start Data for this exercise

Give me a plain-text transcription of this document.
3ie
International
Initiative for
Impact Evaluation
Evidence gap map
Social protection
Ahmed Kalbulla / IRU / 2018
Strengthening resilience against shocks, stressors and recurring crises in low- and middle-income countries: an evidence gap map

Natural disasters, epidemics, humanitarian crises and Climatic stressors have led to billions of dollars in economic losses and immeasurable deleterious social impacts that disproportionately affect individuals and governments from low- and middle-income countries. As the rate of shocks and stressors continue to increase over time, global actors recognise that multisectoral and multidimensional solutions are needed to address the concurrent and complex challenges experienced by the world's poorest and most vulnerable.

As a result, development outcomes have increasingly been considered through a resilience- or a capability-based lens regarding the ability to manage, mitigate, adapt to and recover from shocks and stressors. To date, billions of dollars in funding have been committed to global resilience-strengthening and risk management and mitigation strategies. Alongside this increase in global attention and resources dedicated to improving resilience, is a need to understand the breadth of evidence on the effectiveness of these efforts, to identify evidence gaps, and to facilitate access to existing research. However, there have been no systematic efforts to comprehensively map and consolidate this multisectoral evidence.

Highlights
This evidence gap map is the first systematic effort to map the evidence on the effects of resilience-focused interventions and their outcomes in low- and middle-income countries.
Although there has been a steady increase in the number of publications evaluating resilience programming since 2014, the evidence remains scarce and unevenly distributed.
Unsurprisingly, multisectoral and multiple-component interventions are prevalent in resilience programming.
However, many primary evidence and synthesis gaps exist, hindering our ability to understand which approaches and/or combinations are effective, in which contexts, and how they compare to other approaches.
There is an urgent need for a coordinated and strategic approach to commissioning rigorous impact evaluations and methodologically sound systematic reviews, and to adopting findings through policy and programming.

end Data for this exercise

(Direction):
Out of the material above, gather each line where "global" appears.

(Reply to the exercise):
Natural disasters, epidemics, humanitarian crises and Climatic stressors have led to billions of dollars in economic losses and immeasurable deleterious social impacts that disproportionately affect individuals and governments from low- and middle-income countries. As the rate of shocks and stressors continue to increase over time, global actors recognise that multisectoral and multidimensional solutions are needed to address the concurrent and complex challenges experienced by the world's poorest and most vulnerable.
As a result, development outcomes have increasingly been considered through a resilience- or a capability-based lens regarding the ability to manage, mitigate, adapt to and recover from shocks and stressors. To date, billions of dollars in funding have been committed to global resilience-strengthening and risk management and mitigation strategies. Alongside this increase in global attention and resources dedicated to improving resilience, is a need to understand the breadth of evidence on the effectiveness of these efforts, to identify evidence gaps, and to facilitate access to existing research. However, there have been no systematic efforts to comprehensively map and consolidate this multisectoral evidence.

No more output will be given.